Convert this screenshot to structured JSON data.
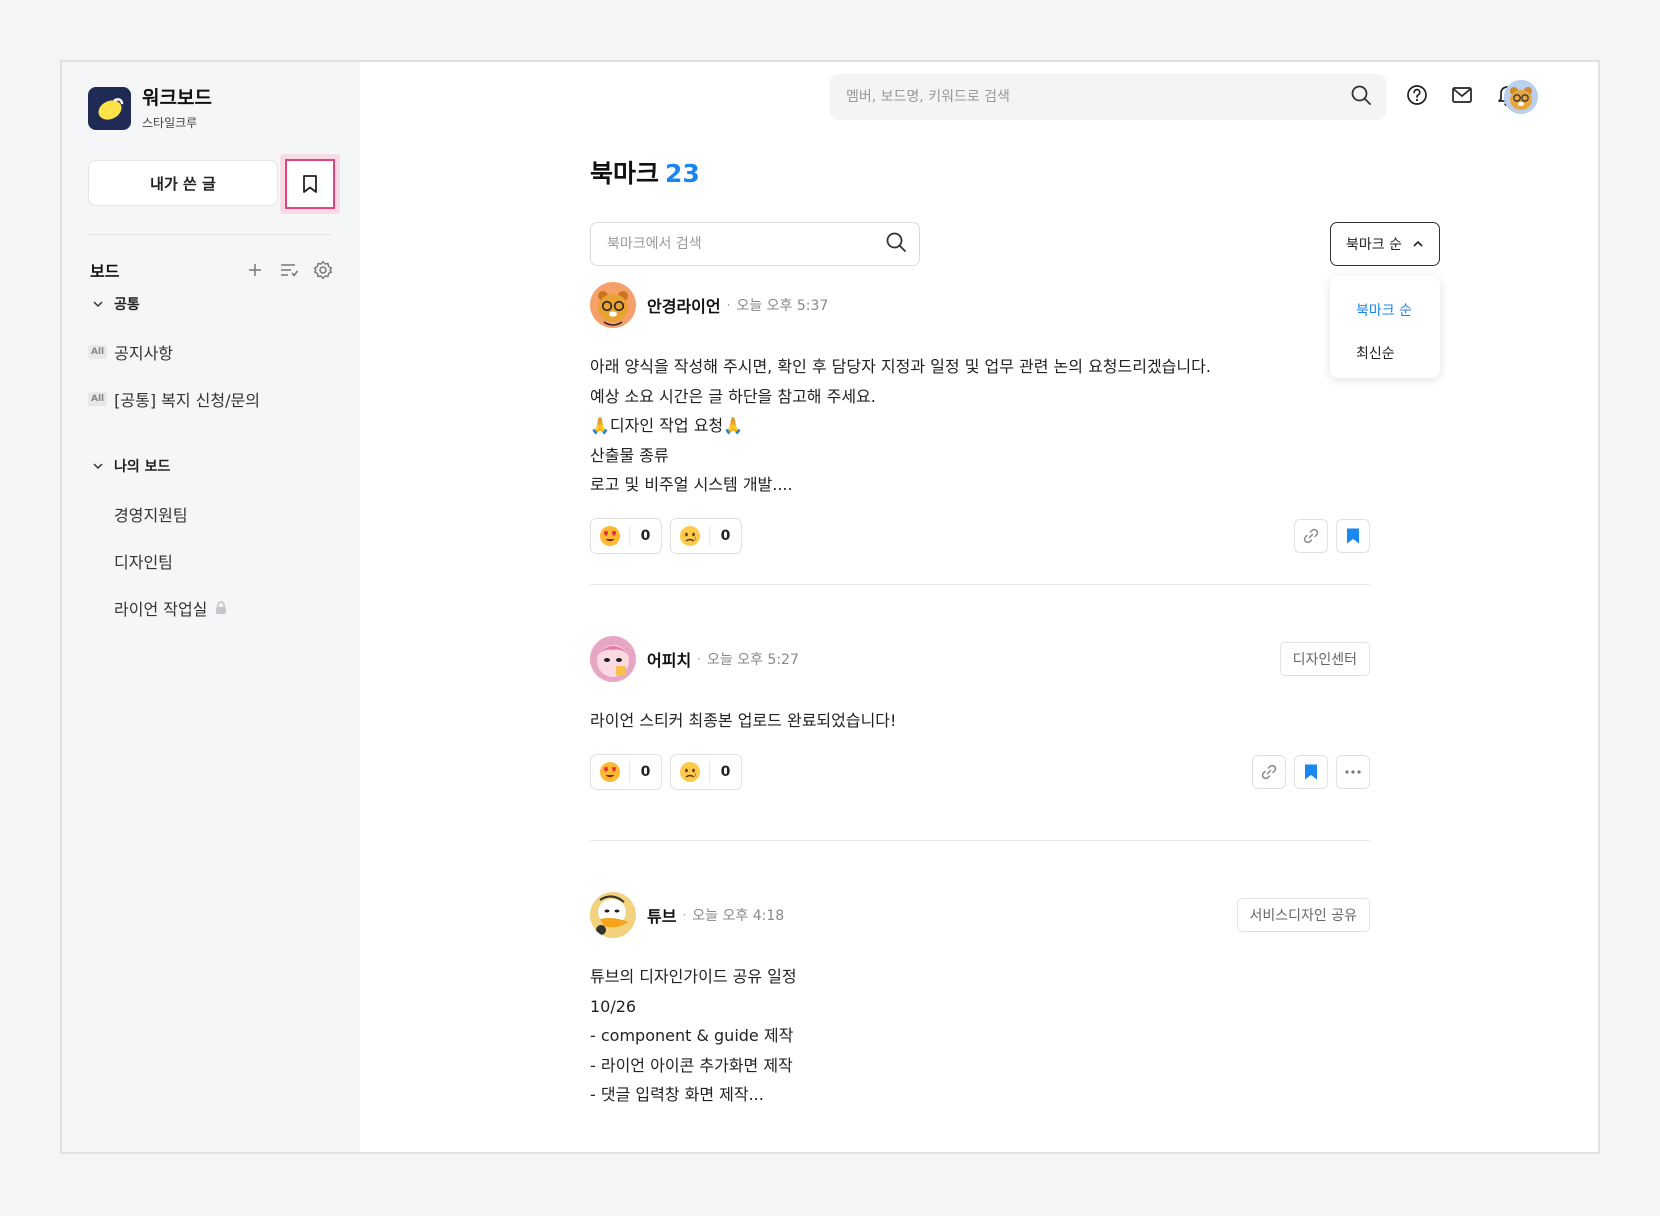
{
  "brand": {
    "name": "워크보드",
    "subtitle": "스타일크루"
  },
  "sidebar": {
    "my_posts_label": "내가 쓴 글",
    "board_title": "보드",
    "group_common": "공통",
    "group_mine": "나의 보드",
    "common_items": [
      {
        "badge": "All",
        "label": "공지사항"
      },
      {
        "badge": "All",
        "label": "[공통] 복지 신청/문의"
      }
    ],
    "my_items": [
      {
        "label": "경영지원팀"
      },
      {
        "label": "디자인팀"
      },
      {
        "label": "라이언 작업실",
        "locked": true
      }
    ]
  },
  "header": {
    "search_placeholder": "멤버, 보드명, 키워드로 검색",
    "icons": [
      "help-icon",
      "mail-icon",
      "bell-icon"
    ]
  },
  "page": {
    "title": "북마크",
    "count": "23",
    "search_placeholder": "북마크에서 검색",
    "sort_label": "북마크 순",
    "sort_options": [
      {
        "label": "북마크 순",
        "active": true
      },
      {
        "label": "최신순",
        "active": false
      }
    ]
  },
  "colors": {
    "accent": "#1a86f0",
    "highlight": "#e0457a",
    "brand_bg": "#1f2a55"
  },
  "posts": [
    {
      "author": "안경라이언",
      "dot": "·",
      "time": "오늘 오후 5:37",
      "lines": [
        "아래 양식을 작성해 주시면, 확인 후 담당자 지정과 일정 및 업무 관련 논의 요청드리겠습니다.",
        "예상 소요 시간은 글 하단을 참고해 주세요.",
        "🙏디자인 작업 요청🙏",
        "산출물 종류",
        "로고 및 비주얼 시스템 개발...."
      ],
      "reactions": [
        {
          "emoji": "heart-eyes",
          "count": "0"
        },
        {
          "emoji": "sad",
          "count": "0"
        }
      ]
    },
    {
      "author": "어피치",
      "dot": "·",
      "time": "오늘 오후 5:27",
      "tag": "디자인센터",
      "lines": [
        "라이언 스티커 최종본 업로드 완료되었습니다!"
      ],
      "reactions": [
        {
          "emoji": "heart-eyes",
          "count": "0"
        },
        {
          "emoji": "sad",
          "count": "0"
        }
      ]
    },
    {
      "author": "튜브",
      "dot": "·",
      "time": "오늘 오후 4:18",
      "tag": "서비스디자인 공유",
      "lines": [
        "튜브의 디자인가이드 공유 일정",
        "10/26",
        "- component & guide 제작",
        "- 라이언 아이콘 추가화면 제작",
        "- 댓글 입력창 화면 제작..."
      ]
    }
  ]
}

§ **Goal**:
Go through the material above and count the lines that contain "time"; answer with the number alone.

§ **Response for this exercise**:
3